## Directions
Can you output the records below exactly as they are written?

## Data shown
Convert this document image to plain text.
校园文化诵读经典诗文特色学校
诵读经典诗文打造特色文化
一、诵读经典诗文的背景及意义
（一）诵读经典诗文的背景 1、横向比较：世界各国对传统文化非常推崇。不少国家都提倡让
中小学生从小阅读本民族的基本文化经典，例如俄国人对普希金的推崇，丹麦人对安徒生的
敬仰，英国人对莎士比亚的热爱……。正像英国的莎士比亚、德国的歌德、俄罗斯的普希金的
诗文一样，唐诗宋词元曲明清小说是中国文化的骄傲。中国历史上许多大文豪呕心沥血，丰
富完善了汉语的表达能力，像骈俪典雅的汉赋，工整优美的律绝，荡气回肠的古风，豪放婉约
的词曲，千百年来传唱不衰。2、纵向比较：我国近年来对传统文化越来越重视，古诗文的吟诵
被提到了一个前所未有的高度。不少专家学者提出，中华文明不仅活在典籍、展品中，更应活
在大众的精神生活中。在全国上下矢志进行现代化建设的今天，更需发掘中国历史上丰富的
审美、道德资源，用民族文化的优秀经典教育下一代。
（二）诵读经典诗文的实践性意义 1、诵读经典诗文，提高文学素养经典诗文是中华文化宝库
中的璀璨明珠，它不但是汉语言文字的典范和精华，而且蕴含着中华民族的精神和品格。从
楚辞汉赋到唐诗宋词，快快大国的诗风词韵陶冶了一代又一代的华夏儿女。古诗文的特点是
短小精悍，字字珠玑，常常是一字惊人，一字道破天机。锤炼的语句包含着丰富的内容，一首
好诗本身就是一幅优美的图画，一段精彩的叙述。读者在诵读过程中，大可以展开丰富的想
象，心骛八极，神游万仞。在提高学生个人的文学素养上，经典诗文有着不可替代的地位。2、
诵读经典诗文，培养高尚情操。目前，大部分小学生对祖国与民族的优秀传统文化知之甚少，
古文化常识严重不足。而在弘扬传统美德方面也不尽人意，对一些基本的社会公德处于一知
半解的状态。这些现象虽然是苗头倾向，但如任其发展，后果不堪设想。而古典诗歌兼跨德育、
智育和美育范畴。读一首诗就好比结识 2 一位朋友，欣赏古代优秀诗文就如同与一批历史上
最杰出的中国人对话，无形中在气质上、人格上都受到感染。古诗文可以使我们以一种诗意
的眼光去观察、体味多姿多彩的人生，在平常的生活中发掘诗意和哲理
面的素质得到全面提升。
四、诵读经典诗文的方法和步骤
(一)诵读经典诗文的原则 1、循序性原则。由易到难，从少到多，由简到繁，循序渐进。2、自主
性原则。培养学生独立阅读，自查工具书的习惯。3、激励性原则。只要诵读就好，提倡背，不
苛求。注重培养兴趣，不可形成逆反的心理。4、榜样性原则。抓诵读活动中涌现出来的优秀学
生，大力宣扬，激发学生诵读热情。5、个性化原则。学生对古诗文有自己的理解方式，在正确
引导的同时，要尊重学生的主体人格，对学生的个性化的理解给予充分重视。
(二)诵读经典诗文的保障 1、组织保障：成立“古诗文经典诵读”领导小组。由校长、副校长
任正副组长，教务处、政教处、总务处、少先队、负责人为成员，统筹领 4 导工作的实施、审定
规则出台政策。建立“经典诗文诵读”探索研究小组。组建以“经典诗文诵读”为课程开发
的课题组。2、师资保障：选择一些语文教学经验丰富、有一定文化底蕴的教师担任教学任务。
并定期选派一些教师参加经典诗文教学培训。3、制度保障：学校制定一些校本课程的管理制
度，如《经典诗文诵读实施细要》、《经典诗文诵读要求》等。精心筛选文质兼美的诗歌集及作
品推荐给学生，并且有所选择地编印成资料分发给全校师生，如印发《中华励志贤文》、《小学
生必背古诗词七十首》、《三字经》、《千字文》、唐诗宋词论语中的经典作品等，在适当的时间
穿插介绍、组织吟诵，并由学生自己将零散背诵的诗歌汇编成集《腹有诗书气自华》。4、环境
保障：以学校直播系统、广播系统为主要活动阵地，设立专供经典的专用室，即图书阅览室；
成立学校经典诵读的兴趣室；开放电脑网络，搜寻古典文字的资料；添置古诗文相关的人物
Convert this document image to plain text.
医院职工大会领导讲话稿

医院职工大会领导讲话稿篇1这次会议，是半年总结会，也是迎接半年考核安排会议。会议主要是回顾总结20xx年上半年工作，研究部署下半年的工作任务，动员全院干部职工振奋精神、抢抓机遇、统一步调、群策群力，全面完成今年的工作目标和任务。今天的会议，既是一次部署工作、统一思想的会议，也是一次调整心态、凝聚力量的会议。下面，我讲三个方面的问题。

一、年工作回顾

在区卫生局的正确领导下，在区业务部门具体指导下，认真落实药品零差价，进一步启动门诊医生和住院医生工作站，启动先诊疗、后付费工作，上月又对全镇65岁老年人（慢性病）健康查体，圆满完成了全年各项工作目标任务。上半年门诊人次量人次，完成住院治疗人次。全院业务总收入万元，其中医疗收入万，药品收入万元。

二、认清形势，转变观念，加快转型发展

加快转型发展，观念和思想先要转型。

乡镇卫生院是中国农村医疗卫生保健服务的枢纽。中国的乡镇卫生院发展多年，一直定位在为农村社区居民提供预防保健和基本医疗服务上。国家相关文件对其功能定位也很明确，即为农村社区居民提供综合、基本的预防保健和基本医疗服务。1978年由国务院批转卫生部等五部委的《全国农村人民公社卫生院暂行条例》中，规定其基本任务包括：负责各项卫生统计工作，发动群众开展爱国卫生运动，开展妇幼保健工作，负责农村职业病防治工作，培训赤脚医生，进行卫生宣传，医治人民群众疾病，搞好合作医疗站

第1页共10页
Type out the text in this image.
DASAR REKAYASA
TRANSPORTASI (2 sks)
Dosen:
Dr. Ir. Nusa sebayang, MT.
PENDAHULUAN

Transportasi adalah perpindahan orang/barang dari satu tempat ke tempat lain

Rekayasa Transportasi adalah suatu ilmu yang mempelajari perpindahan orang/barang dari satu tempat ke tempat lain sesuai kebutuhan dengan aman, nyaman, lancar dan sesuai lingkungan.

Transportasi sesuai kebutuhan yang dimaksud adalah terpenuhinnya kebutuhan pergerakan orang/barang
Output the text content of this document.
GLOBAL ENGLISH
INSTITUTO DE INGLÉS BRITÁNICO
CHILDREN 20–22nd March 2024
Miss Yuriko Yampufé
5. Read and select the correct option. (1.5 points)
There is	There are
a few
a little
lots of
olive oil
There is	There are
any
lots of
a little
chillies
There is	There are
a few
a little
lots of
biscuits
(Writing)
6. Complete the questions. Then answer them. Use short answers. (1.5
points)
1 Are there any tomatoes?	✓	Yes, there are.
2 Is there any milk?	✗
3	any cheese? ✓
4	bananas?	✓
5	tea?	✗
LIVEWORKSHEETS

## Response to this exercise
Convert this document image to plain text.
校园文化诵读经典诗文特色学校
诵读经典诗文打造特色文化
一、诵读经典诗文的背景及意义
（一）诵读经典诗文的背景 1、横向比较：世界各国对传统文化非常推崇。不少国家都提倡让
中小学生从小阅读本民族的基本文化经典，例如俄国人对普希金的推崇，丹麦人对安徒生的
敬仰，英国人对莎士比亚的热爱……。正像英国的莎士比亚、德国的歌德、俄罗斯的普希金的
诗文一样，唐诗宋词元曲明清小说是中国文化的骄傲。中国历史上许多大文豪呕心沥血，丰
富完善了汉语的表达能力，像骈俪典雅的汉赋，工整优美的律绝，荡气回肠的古风，豪放婉约
的词曲，千百年来传唱不衰。2、纵向比较：我国近年来对传统文化越来越重视，古诗文的吟诵
被提到了一个前所未有的高度。不少专家学者提出，中华文明不仅活在典籍、展品中，更应活
在大众的精神生活中。在全国上下矢志进行现代化建设的今天，更需发掘中国历史上丰富的
审美、道德资源，用民族文化的优秀经典教育下一代。
（二）诵读经典诗文的实践性意义 1、诵读经典诗文，提高文学素养经典诗文是中华文化宝库
中的璀璨明珠，它不但是汉语言文字的典范和精华，而且蕴含着中华民族的精神和品格。从
楚辞汉赋到唐诗宋词，快快大国的诗风词韵陶冶了一代又一代的华夏儿女。古诗文的特点是
短小精悍，字字珠玑，常常是一字惊人，一字道破天机。锤炼的语句包含着丰富的内容，一首
好诗本身就是一幅优美的图画，一段精彩的叙述。读者在诵读过程中，大可以展开丰富的想
象，心骛八极，神游万仞。在提高学生个人的文学素养上，经典诗文有着不可替代的地位。2、
诵读经典诗文，培养高尚情操。目前，大部分小学生对祖国与民族的优秀传统文化知之甚少，
古文化常识严重不足。而在弘扬传统美德方面也不尽人意，对一些基本的社会公德处于一知
半解的状态。这些现象虽然是苗头倾向，但如任其发展，后果不堪设想。而古典诗歌兼跨德育、
智育和美育范畴。读一首诗就好比结识 2 一位朋友，欣赏古代优秀诗文就如同与一批历史上
最杰出的中国人对话，无形中在气质上、人格上都受到感染。古诗文可以使我们以一种诗意
的眼光去观察、体味多姿多彩的人生，在平常的生活中发掘诗意和哲理
面的素质得到全面提升。
四、诵读经典诗文的方法和步骤
(一)诵读经典诗文的原则 1、循序性原则。由易到难，从少到多，由简到繁，循序渐进。2、自主
性原则。培养学生独立阅读，自查工具书的习惯。3、激励性原则。只要诵读就好，提倡背，不
苛求。注重培养兴趣，不可形成逆反的心理。4、榜样性原则。抓诵读活动中涌现出来的优秀学
生，大力宣扬，激发学生诵读热情。5、个性化原则。学生对古诗文有自己的理解方式，在正确
引导的同时，要尊重学生的主体人格，对学生的个性化的理解给予充分重视。
(二)诵读经典诗文的保障 1、组织保障：成立“古诗文经典诵读”领导小组。由校长、副校长
任正副组长，教务处、政教处、总务处、少先队、负责人为成员，统筹领 4 导工作的实施、审定
规则出台政策。建立“经典诗文诵读”探索研究小组。组建以“经典诗文诵读”为课程开发
的课题组。2、师资保障：选择一些语文教学经验丰富、有一定文化底蕴的教师担任教学任务。
并定期选派一些教师参加经典诗文教学培训。3、制度保障：学校制定一些校本课程的管理制
度，如《经典诗文诵读实施细要》、《经典诗文诵读要求》等。精心筛选文质兼美的诗歌集及作
品推荐给学生，并且有所选择地编印成资料分发给全校师生，如印发《中华励志贤文》、《小学
生必背古诗词七十首》、《三字经》、《千字文》、唐诗宋词论语中的经典作品等，在适当的时间
穿插介绍、组织吟诵，并由学生自己将零散背诵的诗歌汇编成集《腹有诗书气自华》。4、环境
保障：以学校直播系统、广播系统为主要活动阵地，设立专供经典的专用室，即图书阅览室；
成立学校经典诵读的兴趣室；开放电脑网络，搜寻古典文字的资料；添置古诗文相关的人物
Convert this document image to plain text.
医院职工大会领导讲话稿

医院职工大会领导讲话稿篇1这次会议，是半年总结会，也是迎接半年考核安排会议。会议主要是回顾总结20xx年上半年工作，研究部署下半年的工作任务，动员全院干部职工振奋精神、抢抓机遇、统一步调、群策群力，全面完成今年的工作目标和任务。今天的会议，既是一次部署工作、统一思想的会议，也是一次调整心态、凝聚力量的会议。下面，我讲三个方面的问题。

一、年工作回顾

在区卫生局的正确领导下，在区业务部门具体指导下，认真落实药品零差价，进一步启动门诊医生和住院医生工作站，启动先诊疗、后付费工作，上月又对全镇65岁老年人（慢性病）健康查体，圆满完成了全年各项工作目标任务。上半年门诊人次量人次，完成住院治疗人次。全院业务总收入万元，其中医疗收入万，药品收入万元。

二、认清形势，转变观念，加快转型发展

加快转型发展，观念和思想先要转型。

乡镇卫生院是中国农村医疗卫生保健服务的枢纽。中国的乡镇卫生院发展多年，一直定位在为农村社区居民提供预防保健和基本医疗服务上。国家相关文件对其功能定位也很明确，即为农村社区居民提供综合、基本的预防保健和基本医疗服务。1978年由国务院批转卫生部等五部委的《全国农村人民公社卫生院暂行条例》中，规定其基本任务包括：负责各项卫生统计工作，发动群众开展爱国卫生运动，开展妇幼保健工作，负责农村职业病防治工作，培训赤脚医生，进行卫生宣传，医治人民群众疾病，搞好合作医疗站

第1页共10页
Type out the text in this image.
DASAR REKAYASA
TRANSPORTASI (2 sks)
Dosen:
Dr. Ir. Nusa sebayang, MT.
PENDAHULUAN

Transportasi adalah perpindahan orang/barang dari satu tempat ke tempat lain

Rekayasa Transportasi adalah suatu ilmu yang mempelajari perpindahan orang/barang dari satu tempat ke tempat lain sesuai kebutuhan dengan aman, nyaman, lancar dan sesuai lingkungan.

Transportasi sesuai kebutuhan yang dimaksud adalah terpenuhinnya kebutuhan pergerakan orang/barang
Output the text content of this document.
GLOBAL ENGLISH
INSTITUTO DE INGLÉS BRITÁNICO
CHILDREN 20–22nd March 2024
Miss Yuriko Yampufé
5. Read and select the correct option. (1.5 points)
There is	There are
a few
a little
lots of
olive oil
There is	There are
any
lots of
a little
chillies
There is	There are
a few
a little
lots of
biscuits
(Writing)
6. Complete the questions. Then answer them. Use short answers. (1.5
points)
1 Are there any tomatoes?	✓	Yes, there are.
2 Is there any milk?	✗
3	any cheese? ✓
4	bananas?	✓
5	tea?	✗
LIVEWORKSHEETS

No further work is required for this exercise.